**Exercise materials**
⁂
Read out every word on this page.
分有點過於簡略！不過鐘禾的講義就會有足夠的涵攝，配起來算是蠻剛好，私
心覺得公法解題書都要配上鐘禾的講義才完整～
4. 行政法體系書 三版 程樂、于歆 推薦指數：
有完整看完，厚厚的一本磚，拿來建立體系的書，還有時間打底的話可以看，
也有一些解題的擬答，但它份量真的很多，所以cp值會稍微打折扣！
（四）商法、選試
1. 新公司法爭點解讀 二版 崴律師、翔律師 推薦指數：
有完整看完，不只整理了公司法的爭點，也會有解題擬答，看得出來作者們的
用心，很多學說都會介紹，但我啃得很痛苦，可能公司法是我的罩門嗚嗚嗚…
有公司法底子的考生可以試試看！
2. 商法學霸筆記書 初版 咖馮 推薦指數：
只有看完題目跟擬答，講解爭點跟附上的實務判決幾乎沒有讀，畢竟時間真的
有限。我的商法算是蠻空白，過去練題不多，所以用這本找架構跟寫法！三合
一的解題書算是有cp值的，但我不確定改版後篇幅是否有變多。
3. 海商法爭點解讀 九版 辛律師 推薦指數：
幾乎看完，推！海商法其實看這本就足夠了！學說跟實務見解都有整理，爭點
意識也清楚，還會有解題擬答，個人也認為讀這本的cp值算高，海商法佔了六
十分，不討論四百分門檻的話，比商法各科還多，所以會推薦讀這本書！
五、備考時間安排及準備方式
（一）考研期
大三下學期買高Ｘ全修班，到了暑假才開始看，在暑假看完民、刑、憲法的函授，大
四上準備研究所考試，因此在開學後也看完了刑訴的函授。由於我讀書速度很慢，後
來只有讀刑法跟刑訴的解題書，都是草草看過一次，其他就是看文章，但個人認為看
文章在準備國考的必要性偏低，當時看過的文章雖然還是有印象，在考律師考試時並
⁂
**Given exercise**
Return what is listed above, exactly and completely.

**Exercise solution**
Read out every word on this page.
分有點過於簡略！不過鐘禾的講義就會有足夠的涵攝，配起來算是蠻剛好，私
心覺得公法解題書都要配上鐘禾的講義才完整～
4. 行政法體系書 三版 程樂、于歆 推薦指數：
有完整看完，厚厚的一本磚，拿來建立體系的書，還有時間打底的話可以看，
也有一些解題的擬答，但它份量真的很多，所以cp值會稍微打折扣！
（四）商法、選試
1. 新公司法爭點解讀 二版 崴律師、翔律師 推薦指數：
有完整看完，不只整理了公司法的爭點，也會有解題擬答，看得出來作者們的
用心，很多學說都會介紹，但我啃得很痛苦，可能公司法是我的罩門嗚嗚嗚…
有公司法底子的考生可以試試看！
2. 商法學霸筆記書 初版 咖馮 推薦指數：
只有看完題目跟擬答，講解爭點跟附上的實務判決幾乎沒有讀，畢竟時間真的
有限。我的商法算是蠻空白，過去練題不多，所以用這本找架構跟寫法！三合
一的解題書算是有cp值的，但我不確定改版後篇幅是否有變多。
3. 海商法爭點解讀 九版 辛律師 推薦指數：
幾乎看完，推！海商法其實看這本就足夠了！學說跟實務見解都有整理，爭點
意識也清楚，還會有解題擬答，個人也認為讀這本的cp值算高，海商法佔了六
十分，不討論四百分門檻的話，比商法各科還多，所以會推薦讀這本書！
五、備考時間安排及準備方式
（一）考研期
大三下學期買高Ｘ全修班，到了暑假才開始看，在暑假看完民、刑、憲法的函授，大
四上準備研究所考試，因此在開學後也看完了刑訴的函授。由於我讀書速度很慢，後
來只有讀刑法跟刑訴的解題書，都是草草看過一次，其他就是看文章，但個人認為看
文章在準備國考的必要性偏低，當時看過的文章雖然還是有印象，在考律師考試時並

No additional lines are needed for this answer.